### Supplied records:

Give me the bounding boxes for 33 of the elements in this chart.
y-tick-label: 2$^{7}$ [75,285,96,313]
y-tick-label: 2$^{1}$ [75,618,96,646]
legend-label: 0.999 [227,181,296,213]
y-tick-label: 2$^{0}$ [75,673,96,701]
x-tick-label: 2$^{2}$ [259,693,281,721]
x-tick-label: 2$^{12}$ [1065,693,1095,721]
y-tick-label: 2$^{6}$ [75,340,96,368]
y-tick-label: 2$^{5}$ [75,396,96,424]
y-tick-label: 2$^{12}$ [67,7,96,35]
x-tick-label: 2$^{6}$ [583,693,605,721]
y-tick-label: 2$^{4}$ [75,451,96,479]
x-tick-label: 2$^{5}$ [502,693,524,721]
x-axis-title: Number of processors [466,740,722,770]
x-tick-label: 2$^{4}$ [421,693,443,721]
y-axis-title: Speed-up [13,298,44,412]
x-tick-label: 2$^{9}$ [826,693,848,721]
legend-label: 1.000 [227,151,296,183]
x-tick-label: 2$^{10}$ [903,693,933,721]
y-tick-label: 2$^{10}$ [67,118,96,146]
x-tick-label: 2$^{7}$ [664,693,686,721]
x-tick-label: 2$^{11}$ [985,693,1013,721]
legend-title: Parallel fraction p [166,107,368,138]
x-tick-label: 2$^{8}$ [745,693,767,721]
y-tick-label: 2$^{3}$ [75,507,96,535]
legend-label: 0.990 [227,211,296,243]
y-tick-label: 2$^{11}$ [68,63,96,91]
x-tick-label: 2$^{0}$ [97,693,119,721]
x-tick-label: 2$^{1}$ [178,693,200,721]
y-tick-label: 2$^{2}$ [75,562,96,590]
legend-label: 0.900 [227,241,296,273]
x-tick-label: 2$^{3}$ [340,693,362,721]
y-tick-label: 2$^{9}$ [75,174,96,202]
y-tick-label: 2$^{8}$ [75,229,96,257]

### Task directions:
Retype the records from their first line through the line that contains "x-axis-title: Number of", with both ends included and each line unchanged.

### Written answer:
Give me the bounding boxes for 33 of the elements in this chart.
y-tick-label: 2$^{7}$ [75,285,96,313]
y-tick-label: 2$^{1}$ [75,618,96,646]
legend-label: 0.999 [227,181,296,213]
y-tick-label: 2$^{0}$ [75,673,96,701]
x-tick-label: 2$^{2}$ [259,693,281,721]
x-tick-label: 2$^{12}$ [1065,693,1095,721]
y-tick-label: 2$^{6}$ [75,340,96,368]
y-tick-label: 2$^{5}$ [75,396,96,424]
y-tick-label: 2$^{12}$ [67,7,96,35]
x-tick-label: 2$^{6}$ [583,693,605,721]
y-tick-label: 2$^{4}$ [75,451,96,479]
x-tick-label: 2$^{5}$ [502,693,524,721]
x-axis-title: Number of processors [466,740,722,770]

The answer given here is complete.